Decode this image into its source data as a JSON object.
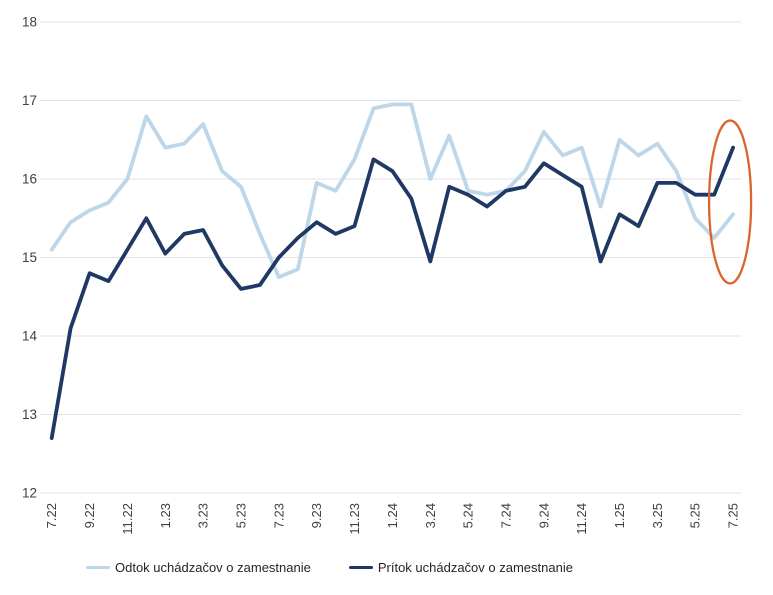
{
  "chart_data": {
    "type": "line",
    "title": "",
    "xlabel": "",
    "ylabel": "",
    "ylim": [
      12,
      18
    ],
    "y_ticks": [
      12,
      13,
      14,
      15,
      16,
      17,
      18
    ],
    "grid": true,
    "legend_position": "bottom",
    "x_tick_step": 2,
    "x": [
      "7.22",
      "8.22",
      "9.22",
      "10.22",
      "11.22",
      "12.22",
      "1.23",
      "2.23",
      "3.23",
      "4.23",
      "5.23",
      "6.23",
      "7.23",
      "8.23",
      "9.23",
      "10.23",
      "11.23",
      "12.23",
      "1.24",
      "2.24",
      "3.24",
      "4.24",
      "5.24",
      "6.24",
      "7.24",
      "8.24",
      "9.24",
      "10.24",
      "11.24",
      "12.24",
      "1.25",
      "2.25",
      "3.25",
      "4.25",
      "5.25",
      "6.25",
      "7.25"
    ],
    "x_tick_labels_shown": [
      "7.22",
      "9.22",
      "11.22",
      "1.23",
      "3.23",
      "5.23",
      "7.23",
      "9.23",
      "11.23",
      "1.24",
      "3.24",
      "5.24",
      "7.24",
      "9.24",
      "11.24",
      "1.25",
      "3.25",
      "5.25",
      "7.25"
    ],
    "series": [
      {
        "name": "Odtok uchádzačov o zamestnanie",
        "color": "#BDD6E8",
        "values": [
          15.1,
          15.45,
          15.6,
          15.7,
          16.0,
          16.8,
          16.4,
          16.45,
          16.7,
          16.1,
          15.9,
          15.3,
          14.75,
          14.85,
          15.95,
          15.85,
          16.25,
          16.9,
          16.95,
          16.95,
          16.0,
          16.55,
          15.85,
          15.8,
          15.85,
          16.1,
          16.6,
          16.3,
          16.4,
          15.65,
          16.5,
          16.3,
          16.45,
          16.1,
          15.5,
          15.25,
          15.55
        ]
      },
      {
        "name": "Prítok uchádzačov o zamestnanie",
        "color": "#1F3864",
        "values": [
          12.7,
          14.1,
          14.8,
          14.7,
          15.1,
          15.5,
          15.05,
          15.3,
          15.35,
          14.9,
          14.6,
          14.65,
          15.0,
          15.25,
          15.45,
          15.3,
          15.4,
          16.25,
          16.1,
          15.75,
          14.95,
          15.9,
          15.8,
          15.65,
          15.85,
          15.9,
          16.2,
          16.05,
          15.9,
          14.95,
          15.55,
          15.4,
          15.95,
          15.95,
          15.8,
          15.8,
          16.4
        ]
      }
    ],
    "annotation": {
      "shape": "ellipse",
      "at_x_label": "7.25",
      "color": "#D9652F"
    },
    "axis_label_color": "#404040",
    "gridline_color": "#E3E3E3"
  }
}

=====

Description of the task.
All of the entries above should be duplicated exactly, except for the pictures.

Output for this task.
Decode this image into its source data as a JSON object.
{
  "chart_data": {
    "type": "line",
    "title": "",
    "xlabel": "",
    "ylabel": "",
    "ylim": [
      12,
      18
    ],
    "y_ticks": [
      12,
      13,
      14,
      15,
      16,
      17,
      18
    ],
    "grid": true,
    "legend_position": "bottom",
    "x_tick_step": 2,
    "x": [
      "7.22",
      "8.22",
      "9.22",
      "10.22",
      "11.22",
      "12.22",
      "1.23",
      "2.23",
      "3.23",
      "4.23",
      "5.23",
      "6.23",
      "7.23",
      "8.23",
      "9.23",
      "10.23",
      "11.23",
      "12.23",
      "1.24",
      "2.24",
      "3.24",
      "4.24",
      "5.24",
      "6.24",
      "7.24",
      "8.24",
      "9.24",
      "10.24",
      "11.24",
      "12.24",
      "1.25",
      "2.25",
      "3.25",
      "4.25",
      "5.25",
      "6.25",
      "7.25"
    ],
    "x_tick_labels_shown": [
      "7.22",
      "9.22",
      "11.22",
      "1.23",
      "3.23",
      "5.23",
      "7.23",
      "9.23",
      "11.23",
      "1.24",
      "3.24",
      "5.24",
      "7.24",
      "9.24",
      "11.24",
      "1.25",
      "3.25",
      "5.25",
      "7.25"
    ],
    "series": [
      {
        "name": "Odtok uchádzačov o zamestnanie",
        "color": "#BDD6E8",
        "values": [
          15.1,
          15.45,
          15.6,
          15.7,
          16.0,
          16.8,
          16.4,
          16.45,
          16.7,
          16.1,
          15.9,
          15.3,
          14.75,
          14.85,
          15.95,
          15.85,
          16.25,
          16.9,
          16.95,
          16.95,
          16.0,
          16.55,
          15.85,
          15.8,
          15.85,
          16.1,
          16.6,
          16.3,
          16.4,
          15.65,
          16.5,
          16.3,
          16.45,
          16.1,
          15.5,
          15.25,
          15.55
        ]
      },
      {
        "name": "Prítok uchádzačov o zamestnanie",
        "color": "#1F3864",
        "values": [
          12.7,
          14.1,
          14.8,
          14.7,
          15.1,
          15.5,
          15.05,
          15.3,
          15.35,
          14.9,
          14.6,
          14.65,
          15.0,
          15.25,
          15.45,
          15.3,
          15.4,
          16.25,
          16.1,
          15.75,
          14.95,
          15.9,
          15.8,
          15.65,
          15.85,
          15.9,
          16.2,
          16.05,
          15.9,
          14.95,
          15.55,
          15.4,
          15.95,
          15.95,
          15.8,
          15.8,
          16.4
        ]
      }
    ],
    "annotation": {
      "shape": "ellipse",
      "at_x_label": "7.25",
      "color": "#D9652F"
    },
    "axis_label_color": "#404040",
    "gridline_color": "#E3E3E3"
  }
}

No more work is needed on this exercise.